DO THIS: Leaving out the pictures, please retype each record exactly.
-- DATA LISTING start --
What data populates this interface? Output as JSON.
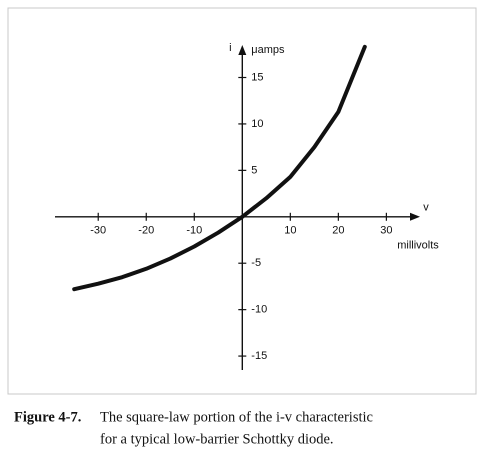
{
  "chart_data": {
    "type": "line",
    "x_label": "v",
    "x_unit": "millivolts",
    "y_label": "i",
    "y_unit": "μamps",
    "x": [
      -35,
      -30,
      -25,
      -20,
      -15,
      -10,
      -5,
      0,
      5,
      10,
      15,
      20,
      25.5
    ],
    "series": [
      {
        "color": "#111111",
        "values": [
          -7.8,
          -7.2,
          -6.5,
          -5.6,
          -4.5,
          -3.2,
          -1.7,
          0,
          2,
          4.3,
          7.5,
          11.3,
          18.3
        ]
      }
    ],
    "xlim": [
      -39,
      37
    ],
    "ylim": [
      -16.5,
      18.5
    ],
    "xticks": [
      -30,
      -20,
      -10,
      10,
      20,
      30
    ],
    "yticks": [
      -15,
      -10,
      -5,
      5,
      10,
      15
    ]
  },
  "caption": {
    "label": "Figure 4-7.",
    "lines": [
      "The square-law portion of the i-v characteristic",
      "for a typical low-barrier Schottky diode."
    ]
  }
}
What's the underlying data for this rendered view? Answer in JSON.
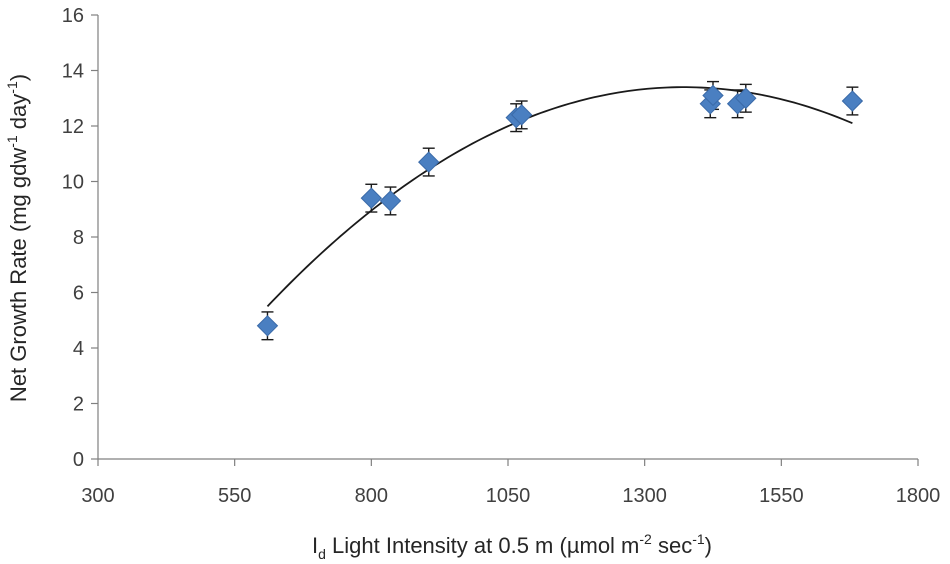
{
  "chart_data": {
    "type": "scatter",
    "title": "",
    "xlabel": {
      "main": "I",
      "sub": "d",
      "text": " Light Intensity at 0.5 m (µmol m",
      "sup1": "-2",
      "mid": " sec",
      "sup2": "-1",
      "end": ")"
    },
    "ylabel": {
      "text": "Net Growth Rate (mg gdw",
      "sup1": "-1",
      "mid": " day",
      "sup2": "-1",
      "end": ")"
    },
    "xlim": [
      300,
      1800
    ],
    "ylim": [
      0,
      16
    ],
    "xticks": [
      300,
      550,
      800,
      1050,
      1300,
      1550,
      1800
    ],
    "yticks": [
      0,
      2,
      4,
      6,
      8,
      10,
      12,
      14,
      16
    ],
    "grid": false,
    "legend": "none",
    "point_color": "#4a7fc1",
    "series": [
      {
        "marker": "diamond",
        "points": [
          {
            "x": 610,
            "y": 4.8,
            "err": 0.5
          },
          {
            "x": 800,
            "y": 9.4,
            "err": 0.5
          },
          {
            "x": 835,
            "y": 9.3,
            "err": 0.5
          },
          {
            "x": 905,
            "y": 10.7,
            "err": 0.5
          },
          {
            "x": 1065,
            "y": 12.3,
            "err": 0.5
          },
          {
            "x": 1075,
            "y": 12.4,
            "err": 0.5
          },
          {
            "x": 1420,
            "y": 12.8,
            "err": 0.5
          },
          {
            "x": 1425,
            "y": 13.1,
            "err": 0.5
          },
          {
            "x": 1470,
            "y": 12.8,
            "err": 0.5
          },
          {
            "x": 1485,
            "y": 13.0,
            "err": 0.5
          },
          {
            "x": 1680,
            "y": 12.9,
            "err": 0.5
          }
        ]
      }
    ],
    "trendline": {
      "type": "polynomial",
      "x_range": [
        610,
        1680
      ],
      "points": [
        {
          "x": 610,
          "y": 5.5
        },
        {
          "x": 1375,
          "y": 13.4
        },
        {
          "x": 1680,
          "y": 12.1
        }
      ]
    }
  }
}
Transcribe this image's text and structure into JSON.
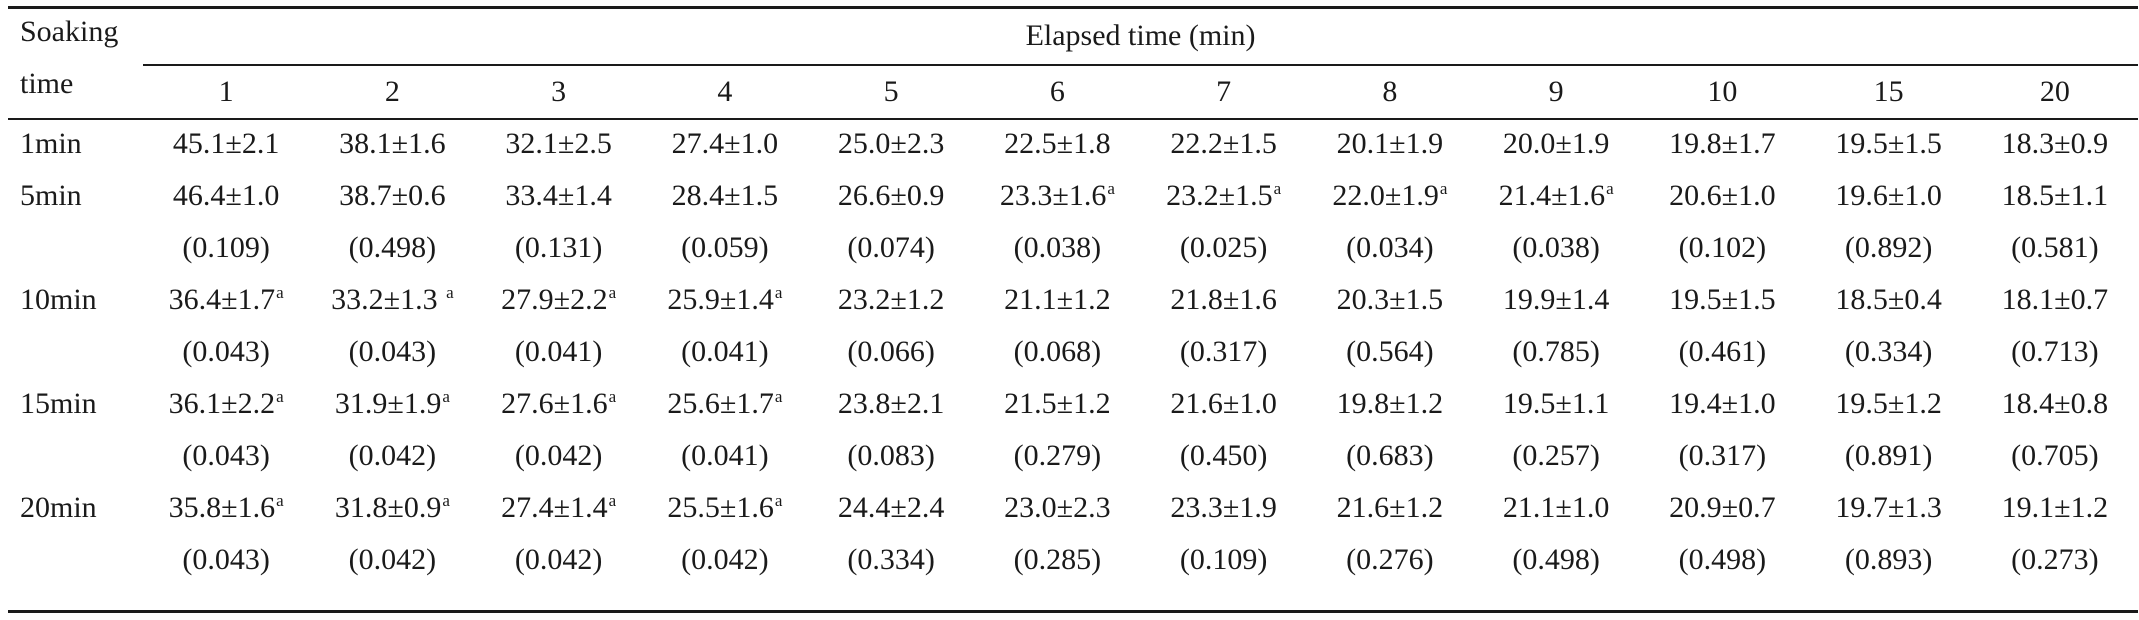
-- DATA LISTING end --
TASK RESULT:
What data populates this interface? Output as JSON.
{
  "chart_data": {
    "type": "line",
    "x_label": "v",
    "x_unit": "millivolts",
    "y_label": "i",
    "y_unit": "μamps",
    "x": [
      -35,
      -30,
      -25,
      -20,
      -15,
      -10,
      -5,
      0,
      5,
      10,
      15,
      20,
      25.5
    ],
    "series": [
      {
        "color": "#111111",
        "values": [
          -7.8,
          -7.2,
          -6.5,
          -5.6,
          -4.5,
          -3.2,
          -1.7,
          0,
          2,
          4.3,
          7.5,
          11.3,
          18.3
        ]
      }
    ],
    "xlim": [
      -39,
      37
    ],
    "ylim": [
      -16.5,
      18.5
    ],
    "xticks": [
      -30,
      -20,
      -10,
      10,
      20,
      30
    ],
    "yticks": [
      -15,
      -10,
      -5,
      5,
      10,
      15
    ]
  },
  "caption": {
    "label": "Figure 4-7.",
    "lines": [
      "The square-law portion of the i-v characteristic",
      "for a typical low-barrier Schottky diode."
    ]
  }
}
What's the underlying data for this rendered view? Answer in JSON.
{
  "chart_data": {
    "type": "scatter",
    "title": "",
    "xlabel": {
      "main": "I",
      "sub": "d",
      "text": " Light Intensity at 0.5 m (µmol m",
      "sup1": "-2",
      "mid": " sec",
      "sup2": "-1",
      "end": ")"
    },
    "ylabel": {
      "text": "Net Growth Rate (mg gdw",
      "sup1": "-1",
      "mid": " day",
      "sup2": "-1",
      "end": ")"
    },
    "xlim": [
      300,
      1800
    ],
    "ylim": [
      0,
      16
    ],
    "xticks": [
      300,
      550,
      800,
      1050,
      1300,
      1550,
      1800
    ],
    "yticks": [
      0,
      2,
      4,
      6,
      8,
      10,
      12,
      14,
      16
    ],
    "grid": false,
    "legend": "none",
    "point_color": "#4a7fc1",
    "series": [
      {
        "marker": "diamond",
        "points": [
          {
            "x": 610,
            "y": 4.8,
            "err": 0.5
          },
          {
            "x": 800,
            "y": 9.4,
            "err": 0.5
          },
          {
            "x": 835,
            "y": 9.3,
            "err": 0.5
          },
          {
            "x": 905,
            "y": 10.7,
            "err": 0.5
          },
          {
            "x": 1065,
            "y": 12.3,
            "err": 0.5
          },
          {
            "x": 1075,
            "y": 12.4,
            "err": 0.5
          },
          {
            "x": 1420,
            "y": 12.8,
            "err": 0.5
          },
          {
            "x": 1425,
            "y": 13.1,
            "err": 0.5
          },
          {
            "x": 1470,
            "y": 12.8,
            "err": 0.5
          },
          {
            "x": 1485,
            "y": 13.0,
            "err": 0.5
          },
          {
            "x": 1680,
            "y": 12.9,
            "err": 0.5
          }
        ]
      }
    ],
    "trendline": {
      "type": "polynomial",
      "x_range": [
        610,
        1680
      ],
      "points": [
        {
          "x": 610,
          "y": 5.5
        },
        {
          "x": 1375,
          "y": 13.4
        },
        {
          "x": 1680,
          "y": 12.1
        }
      ]
    }
  }
}
Transcribe this image's text and structure into JSON.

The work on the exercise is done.